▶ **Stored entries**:

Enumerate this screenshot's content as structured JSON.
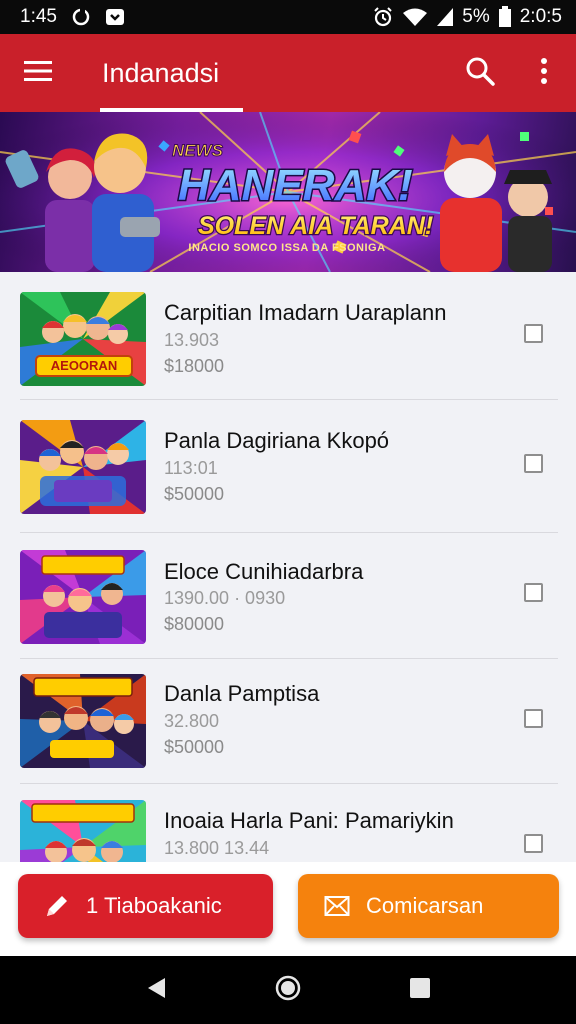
{
  "status_bar": {
    "time_left": "1:45",
    "battery_percent": "5%",
    "time_right": "2:0:5",
    "icons": [
      "sync-icon",
      "app-notification-icon",
      "alarm-icon",
      "wifi-icon",
      "signal-icon",
      "battery-icon"
    ]
  },
  "app_bar": {
    "title": "Indanadsi",
    "icons": [
      "menu-icon",
      "search-icon",
      "more-vert-icon"
    ],
    "color": "#c9202a"
  },
  "banner": {
    "kicker": "NEWS",
    "headline": "HANERAK!",
    "subheadline": "SOLEN AIA TARAN!",
    "tagline": "INACIO SOMCO ISSA DA FSONIGA"
  },
  "items": [
    {
      "title": "Carpitian Imadarn Uaraplann",
      "meta": "13.903",
      "price": "$18000",
      "thumb_label": "AEOORAN",
      "checked": false
    },
    {
      "title": "Panla Dagiriana Kkopó",
      "meta": "113:01",
      "price": "$50000",
      "thumb_label": "",
      "checked": false
    },
    {
      "title": "Eloce Cunihiadarbra",
      "meta": "1390.00 · 0930",
      "price": "$80000",
      "thumb_label": "",
      "checked": false
    },
    {
      "title": "Danla Pamptisa",
      "meta": "32.800",
      "price": "$50000",
      "thumb_label": "TNGBOAS",
      "checked": false
    },
    {
      "title": "Inoaia Harla Pani: Pamariykin",
      "meta": "13.800   13.44",
      "price": "",
      "thumb_label": "TAGBOAS",
      "checked": false
    }
  ],
  "actions": {
    "primary_label": "1 Tiaboakanic",
    "primary_icon": "pencil-icon",
    "primary_color": "#d9202a",
    "secondary_label": "Comicarsan",
    "secondary_icon": "mail-icon",
    "secondary_color": "#f5820d"
  },
  "nav_bar": {
    "icons": [
      "back-icon",
      "home-icon",
      "recents-icon"
    ]
  }
}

▶ **Short problem**: Reproduce the entries above without change, omitting all pictures.

▶ **Result for this exercise**:
Enumerate this screenshot's content as structured JSON.
{
  "status_bar": {
    "time_left": "1:45",
    "battery_percent": "5%",
    "time_right": "2:0:5",
    "icons": [
      "sync-icon",
      "app-notification-icon",
      "alarm-icon",
      "wifi-icon",
      "signal-icon",
      "battery-icon"
    ]
  },
  "app_bar": {
    "title": "Indanadsi",
    "icons": [
      "menu-icon",
      "search-icon",
      "more-vert-icon"
    ],
    "color": "#c9202a"
  },
  "banner": {
    "kicker": "NEWS",
    "headline": "HANERAK!",
    "subheadline": "SOLEN AIA TARAN!",
    "tagline": "INACIO SOMCO ISSA DA FSONIGA"
  },
  "items": [
    {
      "title": "Carpitian Imadarn Uaraplann",
      "meta": "13.903",
      "price": "$18000",
      "thumb_label": "AEOORAN",
      "checked": false
    },
    {
      "title": "Panla Dagiriana Kkopó",
      "meta": "113:01",
      "price": "$50000",
      "thumb_label": "",
      "checked": false
    },
    {
      "title": "Eloce Cunihiadarbra",
      "meta": "1390.00 · 0930",
      "price": "$80000",
      "thumb_label": "",
      "checked": false
    },
    {
      "title": "Danla Pamptisa",
      "meta": "32.800",
      "price": "$50000",
      "thumb_label": "TNGBOAS",
      "checked": false
    },
    {
      "title": "Inoaia Harla Pani: Pamariykin",
      "meta": "13.800   13.44",
      "price": "",
      "thumb_label": "TAGBOAS",
      "checked": false
    }
  ],
  "actions": {
    "primary_label": "1 Tiaboakanic",
    "primary_icon": "pencil-icon",
    "primary_color": "#d9202a",
    "secondary_label": "Comicarsan",
    "secondary_icon": "mail-icon",
    "secondary_color": "#f5820d"
  },
  "nav_bar": {
    "icons": [
      "back-icon",
      "home-icon",
      "recents-icon"
    ]
  }
}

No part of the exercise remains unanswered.